**Exercise brief**
Pick out all lines with the word "content" from the records that follow.

[Data items]
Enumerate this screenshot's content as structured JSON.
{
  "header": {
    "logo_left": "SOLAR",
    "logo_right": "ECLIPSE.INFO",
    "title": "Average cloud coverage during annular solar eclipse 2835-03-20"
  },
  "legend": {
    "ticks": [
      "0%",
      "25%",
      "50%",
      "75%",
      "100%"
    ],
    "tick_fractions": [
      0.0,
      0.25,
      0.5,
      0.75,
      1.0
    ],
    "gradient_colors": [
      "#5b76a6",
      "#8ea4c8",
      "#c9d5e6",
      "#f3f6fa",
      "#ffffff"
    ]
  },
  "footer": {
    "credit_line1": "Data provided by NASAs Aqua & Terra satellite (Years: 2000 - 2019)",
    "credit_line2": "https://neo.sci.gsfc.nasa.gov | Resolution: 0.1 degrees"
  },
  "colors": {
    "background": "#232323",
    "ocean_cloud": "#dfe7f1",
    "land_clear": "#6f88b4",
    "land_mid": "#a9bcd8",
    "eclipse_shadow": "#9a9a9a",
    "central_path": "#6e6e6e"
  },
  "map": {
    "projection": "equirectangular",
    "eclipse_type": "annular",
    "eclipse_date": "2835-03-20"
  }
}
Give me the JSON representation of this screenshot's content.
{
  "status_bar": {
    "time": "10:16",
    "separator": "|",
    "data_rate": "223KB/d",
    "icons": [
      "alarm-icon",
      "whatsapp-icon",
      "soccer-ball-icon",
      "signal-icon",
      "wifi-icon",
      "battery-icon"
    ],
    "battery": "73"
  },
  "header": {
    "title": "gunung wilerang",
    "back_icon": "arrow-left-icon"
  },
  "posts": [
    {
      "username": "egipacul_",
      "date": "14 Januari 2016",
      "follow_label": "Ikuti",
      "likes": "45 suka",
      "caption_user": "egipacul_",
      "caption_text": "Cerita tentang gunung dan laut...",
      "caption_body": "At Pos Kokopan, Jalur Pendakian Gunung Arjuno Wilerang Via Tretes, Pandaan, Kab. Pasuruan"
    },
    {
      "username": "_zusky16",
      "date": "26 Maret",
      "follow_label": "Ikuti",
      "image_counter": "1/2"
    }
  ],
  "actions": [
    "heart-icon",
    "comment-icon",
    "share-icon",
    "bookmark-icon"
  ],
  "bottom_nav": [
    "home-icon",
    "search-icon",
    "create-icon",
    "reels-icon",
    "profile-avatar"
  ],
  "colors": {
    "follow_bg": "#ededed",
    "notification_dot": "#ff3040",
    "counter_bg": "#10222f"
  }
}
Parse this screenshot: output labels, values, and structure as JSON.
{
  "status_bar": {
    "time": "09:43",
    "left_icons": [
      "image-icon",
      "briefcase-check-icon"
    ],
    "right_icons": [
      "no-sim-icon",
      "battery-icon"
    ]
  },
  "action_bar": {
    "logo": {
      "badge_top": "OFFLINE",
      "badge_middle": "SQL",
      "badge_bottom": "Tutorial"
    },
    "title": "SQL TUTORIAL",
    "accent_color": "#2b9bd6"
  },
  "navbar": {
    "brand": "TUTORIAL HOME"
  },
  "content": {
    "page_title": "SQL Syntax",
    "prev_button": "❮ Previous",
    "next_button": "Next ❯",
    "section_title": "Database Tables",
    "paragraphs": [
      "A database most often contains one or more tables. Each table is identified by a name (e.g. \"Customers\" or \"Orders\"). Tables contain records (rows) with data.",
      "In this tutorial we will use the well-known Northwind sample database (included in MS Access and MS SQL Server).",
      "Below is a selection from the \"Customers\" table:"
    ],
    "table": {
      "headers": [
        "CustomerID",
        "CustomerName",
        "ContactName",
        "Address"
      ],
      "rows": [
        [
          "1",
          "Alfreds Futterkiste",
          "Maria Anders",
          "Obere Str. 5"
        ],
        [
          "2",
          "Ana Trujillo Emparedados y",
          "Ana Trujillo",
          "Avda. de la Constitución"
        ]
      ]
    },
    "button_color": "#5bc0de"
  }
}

**Answer for this exercise**
Enumerate this screenshot's content as structured JSON.
Give me the JSON representation of this screenshot's content.
  "content": {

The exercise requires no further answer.